* _What you have to do_
Transcribe the listing exactly, leaving out every picture.
------ Data extract ------
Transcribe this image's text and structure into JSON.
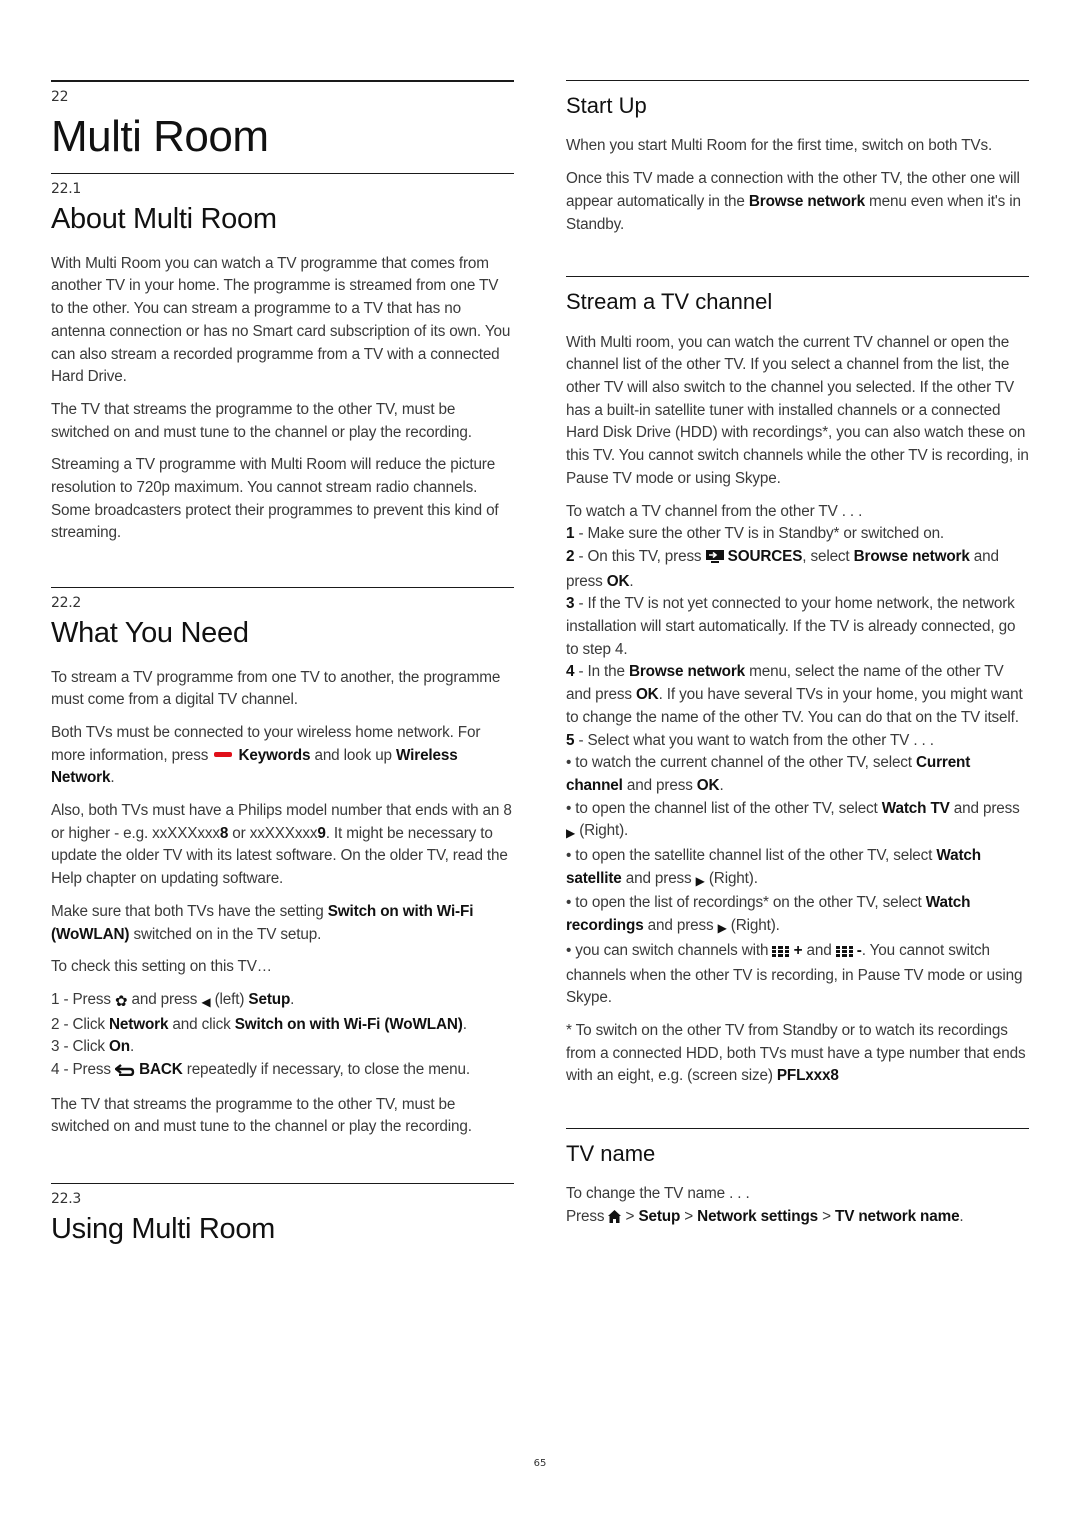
{
  "chapter": {
    "number": "22",
    "title": "Multi Room"
  },
  "sections": {
    "about": {
      "number": "22.1",
      "title": "About Multi Room",
      "paragraphs": [
        "With Multi Room you can watch a TV programme that comes from another TV in your home. The programme is streamed from one TV to the other. You can stream a programme to a TV that has no antenna connection or has no Smart card subscription of its own. You can also stream a recorded programme from a TV with a connected Hard Drive.",
        "The TV that streams the programme to the other TV, must be switched on and must tune to the channel or play the recording.",
        "Streaming a TV programme with Multi Room will reduce the picture resolution to 720p maximum. You cannot stream radio channels. Some broadcasters protect their programmes to prevent this kind of streaming."
      ]
    },
    "need": {
      "number": "22.2",
      "title": "What You Need",
      "p1": "To stream a TV programme from one TV to another, the programme must come from a digital TV channel.",
      "p2_a": "Both TVs must be connected to your wireless home network. For more information, press ",
      "p2_key": "Keywords",
      "p2_b": " and look up ",
      "p2_term": "Wireless Network",
      "p2_c": ".",
      "p3_a": "Also, both TVs must have a Philips model number that ends with an 8 or higher - e.g. xxXXXxxx",
      "p3_n1": "8",
      "p3_b": " or xxXXXxxx",
      "p3_n2": "9",
      "p3_c": ". It might be necessary to update the older TV with its latest software. On the older TV, read the Help chapter on updating software.",
      "p4_a": "Make sure that both TVs have the setting ",
      "p4_term": "Switch on with Wi-Fi (WoWLAN)",
      "p4_b": " switched on in the TV setup.",
      "p5": "To check this setting on this TV…",
      "steps": {
        "s1_a": "1 - Press ",
        "s1_b": " and press ",
        "s1_c": " (left) ",
        "s1_term": "Setup",
        "s1_d": ".",
        "s2_a": "2 - Click ",
        "s2_term1": "Network",
        "s2_b": " and click ",
        "s2_term2": "Switch on with Wi-Fi (WoWLAN)",
        "s2_c": ".",
        "s3_a": "3 - Click ",
        "s3_term": "On",
        "s3_b": ".",
        "s4_a": "4 - Press ",
        "s4_term": "BACK",
        "s4_b": " repeatedly if necessary, to close the menu."
      },
      "p6": "The TV that streams the programme to the other TV, must be switched on and must tune to the channel or play the recording."
    },
    "using": {
      "number": "22.3",
      "title": "Using Multi Room"
    },
    "startup": {
      "title": "Start Up",
      "p1": "When you start Multi Room for the first time, switch on both TVs.",
      "p2_a": "Once this TV made a connection with the other TV, the other one will appear automatically in the ",
      "p2_term": "Browse network",
      "p2_b": " menu even when it's in Standby."
    },
    "stream": {
      "title": "Stream a TV channel",
      "p1": " With Multi room, you can watch the current TV channel or open the channel list of the other TV. If you select a channel from the list, the other TV will also switch to the channel you selected. If the other TV has a built-in satellite tuner with installed channels or a connected Hard Disk Drive (HDD) with recordings*, you can also watch these on this TV. You cannot switch channels while the other TV is recording, in Pause TV mode or using Skype.",
      "intro": "To watch a TV channel from the other TV . . .",
      "step1_n": "1",
      "step1": " - Make sure the other TV is in Standby* or switched on.",
      "step2_n": "2",
      "step2_a": " - On this TV, press ",
      "step2_key": "SOURCES",
      "step2_b": ", select ",
      "step2_term": "Browse network",
      "step2_c": " and press ",
      "step2_ok": "OK",
      "step2_d": ".",
      "step3_n": "3",
      "step3": " - If the TV is not yet connected to your home network, the network installation will start automatically. If the TV is already connected, go to step 4.",
      "step4_n": "4",
      "step4_a": " - In the ",
      "step4_term": "Browse network",
      "step4_b": " menu, select the name of the other TV and press ",
      "step4_ok": "OK",
      "step4_c": ". If you have several TVs in your home, you might want to change the name of the other TV. You can do that on the TV itself.",
      "step5_n": "5",
      "step5": " - Select what you want to watch from the other TV . . .",
      "b1_a": "• to watch the current channel of the other TV, select ",
      "b1_term": "Current channel",
      "b1_b": " and press ",
      "b1_ok": "OK",
      "b1_c": ".",
      "b2_a": "• to open the channel list of the other TV, select ",
      "b2_term": "Watch TV",
      "b2_b": " and press ",
      "b2_c": " (Right).",
      "b3_a": "• to open the satellite channel list of the other TV, select ",
      "b3_term": "Watch satellite",
      "b3_b": " and press ",
      "b3_c": " (Right).",
      "b4_a": "• to open the list of recordings* on the other TV, select ",
      "b4_term": "Watch recordings",
      "b4_b": " and press ",
      "b4_c": " (Right).",
      "b5_a": "• you can switch channels with ",
      "b5_plus": "+",
      "b5_b": " and ",
      "b5_minus": "-",
      "b5_c": ". You cannot switch channels when the other TV is recording, in Pause TV mode or using Skype.",
      "note_a": "* To switch on the other TV from Standby or to watch its recordings from a connected HDD, both TVs must have a type number that ends with an eight, e.g. (screen size) ",
      "note_term": "PFLxxx8"
    },
    "tvname": {
      "title": "TV name",
      "p1": "To change the TV name . . .",
      "p2_a": "Press ",
      "sep": " > ",
      "path1": "Setup",
      "path2": "Network settings",
      "path3": "TV network name",
      "p2_end": "."
    }
  },
  "footer": {
    "page_number": "65"
  },
  "colors": {
    "red_key": "#e0101a",
    "heading": "#111111",
    "body_text": "#3a3a3a"
  },
  "icons": {
    "red_key": "red-color-key-icon",
    "settings": "gear-icon",
    "left": "triangle-left-icon",
    "back": "back-arrow-icon",
    "sources": "sources-icon",
    "right": "triangle-right-icon",
    "channel_list": "channel-list-icon",
    "home": "home-icon"
  }
}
------
* _The answer_
Transcribe this image's text and structure into JSON.
{
  "chapter": {
    "number": "22",
    "title": "Multi Room"
  },
  "sections": {
    "about": {
      "number": "22.1",
      "title": "About Multi Room",
      "paragraphs": [
        "With Multi Room you can watch a TV programme that comes from another TV in your home. The programme is streamed from one TV to the other. You can stream a programme to a TV that has no antenna connection or has no Smart card subscription of its own. You can also stream a recorded programme from a TV with a connected Hard Drive.",
        "The TV that streams the programme to the other TV, must be switched on and must tune to the channel or play the recording.",
        "Streaming a TV programme with Multi Room will reduce the picture resolution to 720p maximum. You cannot stream radio channels. Some broadcasters protect their programmes to prevent this kind of streaming."
      ]
    },
    "need": {
      "number": "22.2",
      "title": "What You Need",
      "p1": "To stream a TV programme from one TV to another, the programme must come from a digital TV channel.",
      "p2_a": "Both TVs must be connected to your wireless home network. For more information, press ",
      "p2_key": "Keywords",
      "p2_b": " and look up ",
      "p2_term": "Wireless Network",
      "p2_c": ".",
      "p3_a": "Also, both TVs must have a Philips model number that ends with an 8 or higher - e.g. xxXXXxxx",
      "p3_n1": "8",
      "p3_b": " or xxXXXxxx",
      "p3_n2": "9",
      "p3_c": ". It might be necessary to update the older TV with its latest software. On the older TV, read the Help chapter on updating software.",
      "p4_a": "Make sure that both TVs have the setting ",
      "p4_term": "Switch on with Wi-Fi (WoWLAN)",
      "p4_b": " switched on in the TV setup.",
      "p5": "To check this setting on this TV…",
      "steps": {
        "s1_a": "1 - Press ",
        "s1_b": " and press ",
        "s1_c": " (left) ",
        "s1_term": "Setup",
        "s1_d": ".",
        "s2_a": "2 - Click ",
        "s2_term1": "Network",
        "s2_b": " and click ",
        "s2_term2": "Switch on with Wi-Fi (WoWLAN)",
        "s2_c": ".",
        "s3_a": "3 - Click ",
        "s3_term": "On",
        "s3_b": ".",
        "s4_a": "4 - Press ",
        "s4_term": "BACK",
        "s4_b": " repeatedly if necessary, to close the menu."
      },
      "p6": "The TV that streams the programme to the other TV, must be switched on and must tune to the channel or play the recording."
    },
    "using": {
      "number": "22.3",
      "title": "Using Multi Room"
    },
    "startup": {
      "title": "Start Up",
      "p1": "When you start Multi Room for the first time, switch on both TVs.",
      "p2_a": "Once this TV made a connection with the other TV, the other one will appear automatically in the ",
      "p2_term": "Browse network",
      "p2_b": " menu even when it's in Standby."
    },
    "stream": {
      "title": "Stream a TV channel",
      "p1": " With Multi room, you can watch the current TV channel or open the channel list of the other TV. If you select a channel from the list, the other TV will also switch to the channel you selected. If the other TV has a built-in satellite tuner with installed channels or a connected Hard Disk Drive (HDD) with recordings*, you can also watch these on this TV. You cannot switch channels while the other TV is recording, in Pause TV mode or using Skype.",
      "intro": "To watch a TV channel from the other TV . . .",
      "step1_n": "1",
      "step1": " - Make sure the other TV is in Standby* or switched on.",
      "step2_n": "2",
      "step2_a": " - On this TV, press ",
      "step2_key": "SOURCES",
      "step2_b": ", select ",
      "step2_term": "Browse network",
      "step2_c": " and press ",
      "step2_ok": "OK",
      "step2_d": ".",
      "step3_n": "3",
      "step3": " - If the TV is not yet connected to your home network, the network installation will start automatically. If the TV is already connected, go to step 4.",
      "step4_n": "4",
      "step4_a": " - In the ",
      "step4_term": "Browse network",
      "step4_b": " menu, select the name of the other TV and press ",
      "step4_ok": "OK",
      "step4_c": ". If you have several TVs in your home, you might want to change the name of the other TV. You can do that on the TV itself.",
      "step5_n": "5",
      "step5": " - Select what you want to watch from the other TV . . .",
      "b1_a": "• to watch the current channel of the other TV, select ",
      "b1_term": "Current channel",
      "b1_b": " and press ",
      "b1_ok": "OK",
      "b1_c": ".",
      "b2_a": "• to open the channel list of the other TV, select ",
      "b2_term": "Watch TV",
      "b2_b": " and press ",
      "b2_c": " (Right).",
      "b3_a": "• to open the satellite channel list of the other TV, select ",
      "b3_term": "Watch satellite",
      "b3_b": " and press ",
      "b3_c": " (Right).",
      "b4_a": "• to open the list of recordings* on the other TV, select ",
      "b4_term": "Watch recordings",
      "b4_b": " and press ",
      "b4_c": " (Right).",
      "b5_a": "• you can switch channels with ",
      "b5_plus": "+",
      "b5_b": " and ",
      "b5_minus": "-",
      "b5_c": ". You cannot switch channels when the other TV is recording, in Pause TV mode or using Skype.",
      "note_a": "* To switch on the other TV from Standby or to watch its recordings from a connected HDD, both TVs must have a type number that ends with an eight, e.g. (screen size) ",
      "note_term": "PFLxxx8"
    },
    "tvname": {
      "title": "TV name",
      "p1": "To change the TV name . . .",
      "p2_a": "Press ",
      "sep": " > ",
      "path1": "Setup",
      "path2": "Network settings",
      "path3": "TV network name",
      "p2_end": "."
    }
  },
  "footer": {
    "page_number": "65"
  },
  "colors": {
    "red_key": "#e0101a",
    "heading": "#111111",
    "body_text": "#3a3a3a"
  },
  "icons": {
    "red_key": "red-color-key-icon",
    "settings": "gear-icon",
    "left": "triangle-left-icon",
    "back": "back-arrow-icon",
    "sources": "sources-icon",
    "right": "triangle-right-icon",
    "channel_list": "channel-list-icon",
    "home": "home-icon"
  }
}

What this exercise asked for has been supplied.